What to do:
Would you transcribe the listing that follows, character for character, and omit its images?

Input material:
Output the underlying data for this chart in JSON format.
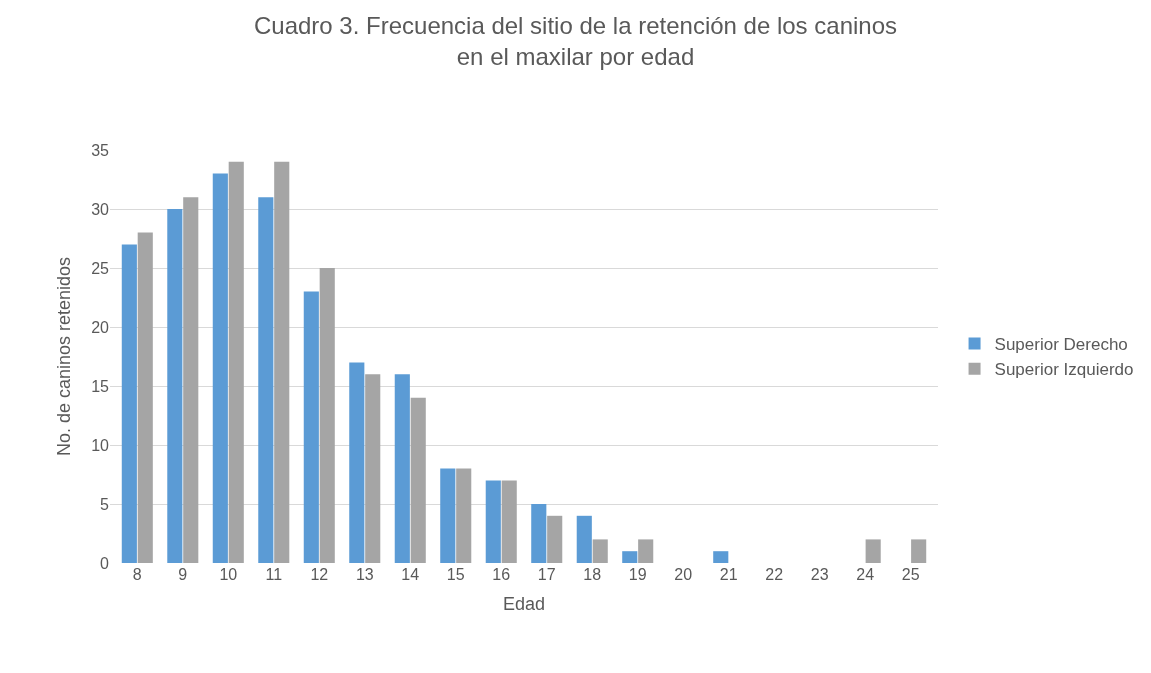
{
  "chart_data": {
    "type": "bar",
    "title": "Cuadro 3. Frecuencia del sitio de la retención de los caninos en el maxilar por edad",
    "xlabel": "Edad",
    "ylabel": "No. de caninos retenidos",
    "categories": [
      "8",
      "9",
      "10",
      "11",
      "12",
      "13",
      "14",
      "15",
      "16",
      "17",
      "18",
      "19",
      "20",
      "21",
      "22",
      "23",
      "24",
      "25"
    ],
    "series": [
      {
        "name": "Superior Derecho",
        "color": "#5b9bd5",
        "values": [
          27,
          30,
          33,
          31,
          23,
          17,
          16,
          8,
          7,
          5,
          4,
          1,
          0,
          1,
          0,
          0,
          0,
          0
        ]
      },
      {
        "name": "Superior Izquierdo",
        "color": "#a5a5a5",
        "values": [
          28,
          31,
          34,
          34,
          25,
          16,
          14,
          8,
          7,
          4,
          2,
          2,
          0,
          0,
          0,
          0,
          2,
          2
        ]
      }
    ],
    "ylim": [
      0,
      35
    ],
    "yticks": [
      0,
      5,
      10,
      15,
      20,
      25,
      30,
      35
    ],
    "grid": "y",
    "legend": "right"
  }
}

Task response:
Output the underlying data for this chart in JSON format.
{
  "chart_data": {
    "type": "bar",
    "title": "Cuadro 3. Frecuencia del sitio de la retención de los caninos en el maxilar por edad",
    "xlabel": "Edad",
    "ylabel": "No. de caninos retenidos",
    "categories": [
      "8",
      "9",
      "10",
      "11",
      "12",
      "13",
      "14",
      "15",
      "16",
      "17",
      "18",
      "19",
      "20",
      "21",
      "22",
      "23",
      "24",
      "25"
    ],
    "series": [
      {
        "name": "Superior Derecho",
        "color": "#5b9bd5",
        "values": [
          27,
          30,
          33,
          31,
          23,
          17,
          16,
          8,
          7,
          5,
          4,
          1,
          0,
          1,
          0,
          0,
          0,
          0
        ]
      },
      {
        "name": "Superior Izquierdo",
        "color": "#a5a5a5",
        "values": [
          28,
          31,
          34,
          34,
          25,
          16,
          14,
          8,
          7,
          4,
          2,
          2,
          0,
          0,
          0,
          0,
          2,
          2
        ]
      }
    ],
    "ylim": [
      0,
      35
    ],
    "yticks": [
      0,
      5,
      10,
      15,
      20,
      25,
      30,
      35
    ],
    "grid": "y",
    "legend": "right"
  }
}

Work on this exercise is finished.